Recorded data
▼▼▼

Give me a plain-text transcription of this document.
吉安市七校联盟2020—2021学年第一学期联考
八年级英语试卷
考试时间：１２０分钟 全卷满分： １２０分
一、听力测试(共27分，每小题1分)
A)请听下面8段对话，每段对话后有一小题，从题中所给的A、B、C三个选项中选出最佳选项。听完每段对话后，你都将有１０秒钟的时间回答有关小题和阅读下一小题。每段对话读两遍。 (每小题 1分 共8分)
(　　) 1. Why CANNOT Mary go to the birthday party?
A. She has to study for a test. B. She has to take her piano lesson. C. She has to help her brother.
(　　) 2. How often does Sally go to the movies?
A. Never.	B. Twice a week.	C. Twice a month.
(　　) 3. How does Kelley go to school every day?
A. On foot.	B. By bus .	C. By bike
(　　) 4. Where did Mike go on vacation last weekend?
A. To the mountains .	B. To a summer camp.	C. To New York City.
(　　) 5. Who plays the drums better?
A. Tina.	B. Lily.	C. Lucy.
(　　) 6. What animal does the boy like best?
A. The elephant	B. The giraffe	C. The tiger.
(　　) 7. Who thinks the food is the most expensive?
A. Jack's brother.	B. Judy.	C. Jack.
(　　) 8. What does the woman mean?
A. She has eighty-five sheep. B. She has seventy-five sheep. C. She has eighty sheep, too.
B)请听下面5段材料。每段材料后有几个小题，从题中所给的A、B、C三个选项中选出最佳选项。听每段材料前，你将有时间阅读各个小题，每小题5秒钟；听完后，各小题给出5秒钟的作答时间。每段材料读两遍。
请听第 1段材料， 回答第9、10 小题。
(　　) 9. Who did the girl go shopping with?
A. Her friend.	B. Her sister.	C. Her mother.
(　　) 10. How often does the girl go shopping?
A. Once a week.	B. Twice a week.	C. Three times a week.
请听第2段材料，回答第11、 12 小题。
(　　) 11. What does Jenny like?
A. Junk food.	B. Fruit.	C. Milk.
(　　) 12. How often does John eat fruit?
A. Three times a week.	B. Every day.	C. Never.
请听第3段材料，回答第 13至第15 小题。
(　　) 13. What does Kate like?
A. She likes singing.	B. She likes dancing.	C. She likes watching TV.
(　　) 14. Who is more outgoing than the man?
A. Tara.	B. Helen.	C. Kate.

▲▲▲

**Exercise task**
Of the lines above, copy each that contains "times".

**Answer in full**
A. Once a week.	B. Twice a week.	C. Three times a week.
A. Three times a week.	B. Every day.	C. Never.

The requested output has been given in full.